MATERIAL PROVIDED:
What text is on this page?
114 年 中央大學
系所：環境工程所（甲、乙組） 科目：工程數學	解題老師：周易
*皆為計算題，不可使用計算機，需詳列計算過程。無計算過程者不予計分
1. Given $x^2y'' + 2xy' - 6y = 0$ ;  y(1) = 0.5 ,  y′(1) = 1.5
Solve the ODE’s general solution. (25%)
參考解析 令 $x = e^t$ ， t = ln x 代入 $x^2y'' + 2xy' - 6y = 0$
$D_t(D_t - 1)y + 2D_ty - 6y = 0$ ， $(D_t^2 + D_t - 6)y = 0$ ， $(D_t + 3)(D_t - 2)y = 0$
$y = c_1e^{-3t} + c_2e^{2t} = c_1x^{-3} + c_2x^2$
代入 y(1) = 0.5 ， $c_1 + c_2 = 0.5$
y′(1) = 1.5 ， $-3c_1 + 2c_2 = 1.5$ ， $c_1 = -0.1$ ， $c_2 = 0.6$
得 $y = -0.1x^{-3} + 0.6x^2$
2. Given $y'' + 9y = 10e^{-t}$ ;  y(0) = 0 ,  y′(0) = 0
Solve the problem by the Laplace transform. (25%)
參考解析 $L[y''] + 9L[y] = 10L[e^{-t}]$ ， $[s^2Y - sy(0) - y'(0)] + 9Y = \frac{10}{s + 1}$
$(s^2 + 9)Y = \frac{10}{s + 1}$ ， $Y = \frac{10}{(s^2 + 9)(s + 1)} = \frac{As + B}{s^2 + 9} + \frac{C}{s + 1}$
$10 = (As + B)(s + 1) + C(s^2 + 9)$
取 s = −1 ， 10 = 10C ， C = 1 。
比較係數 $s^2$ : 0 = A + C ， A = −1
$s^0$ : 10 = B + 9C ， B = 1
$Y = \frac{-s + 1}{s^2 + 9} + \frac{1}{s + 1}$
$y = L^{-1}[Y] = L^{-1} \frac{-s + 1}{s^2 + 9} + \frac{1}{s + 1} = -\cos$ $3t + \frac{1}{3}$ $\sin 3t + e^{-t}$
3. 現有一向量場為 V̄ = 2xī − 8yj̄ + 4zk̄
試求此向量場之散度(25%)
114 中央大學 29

TO DO: Each line of the material above needs to be quoted exactly, please.

PROBLEM SOLUTION:
What text is on this page?
114 年 中央大學
系所：環境工程所（甲、乙組） 科目：工程數學	解題老師：周易
*皆為計算題，不可使用計算機，需詳列計算過程。無計算過程者不予計分
1. Given $x^2y'' + 2xy' - 6y = 0$ ;  y(1) = 0.5 ,  y′(1) = 1.5
Solve the ODE’s general solution. (25%)
參考解析 令 $x = e^t$ ， t = ln x 代入 $x^2y'' + 2xy' - 6y = 0$
$D_t(D_t - 1)y + 2D_ty - 6y = 0$ ， $(D_t^2 + D_t - 6)y = 0$ ， $(D_t + 3)(D_t - 2)y = 0$
$y = c_1e^{-3t} + c_2e^{2t} = c_1x^{-3} + c_2x^2$
代入 y(1) = 0.5 ， $c_1 + c_2 = 0.5$
y′(1) = 1.5 ， $-3c_1 + 2c_2 = 1.5$ ， $c_1 = -0.1$ ， $c_2 = 0.6$
得 $y = -0.1x^{-3} + 0.6x^2$
2. Given $y'' + 9y = 10e^{-t}$ ;  y(0) = 0 ,  y′(0) = 0
Solve the problem by the Laplace transform. (25%)
參考解析 $L[y''] + 9L[y] = 10L[e^{-t}]$ ， $[s^2Y - sy(0) - y'(0)] + 9Y = \frac{10}{s + 1}$
$(s^2 + 9)Y = \frac{10}{s + 1}$ ， $Y = \frac{10}{(s^2 + 9)(s + 1)} = \frac{As + B}{s^2 + 9} + \frac{C}{s + 1}$
$10 = (As + B)(s + 1) + C(s^2 + 9)$
取 s = −1 ， 10 = 10C ， C = 1 。
比較係數 $s^2$ : 0 = A + C ， A = −1
$s^0$ : 10 = B + 9C ， B = 1
$Y = \frac{-s + 1}{s^2 + 9} + \frac{1}{s + 1}$
$y = L^{-1}[Y] = L^{-1} \frac{-s + 1}{s^2 + 9} + \frac{1}{s + 1} = -\cos$ $3t + \frac{1}{3}$ $\sin 3t + e^{-t}$
3. 現有一向量場為 V̄ = 2xī − 8yj̄ + 4zk̄
試求此向量場之散度(25%)
114 中央大學 29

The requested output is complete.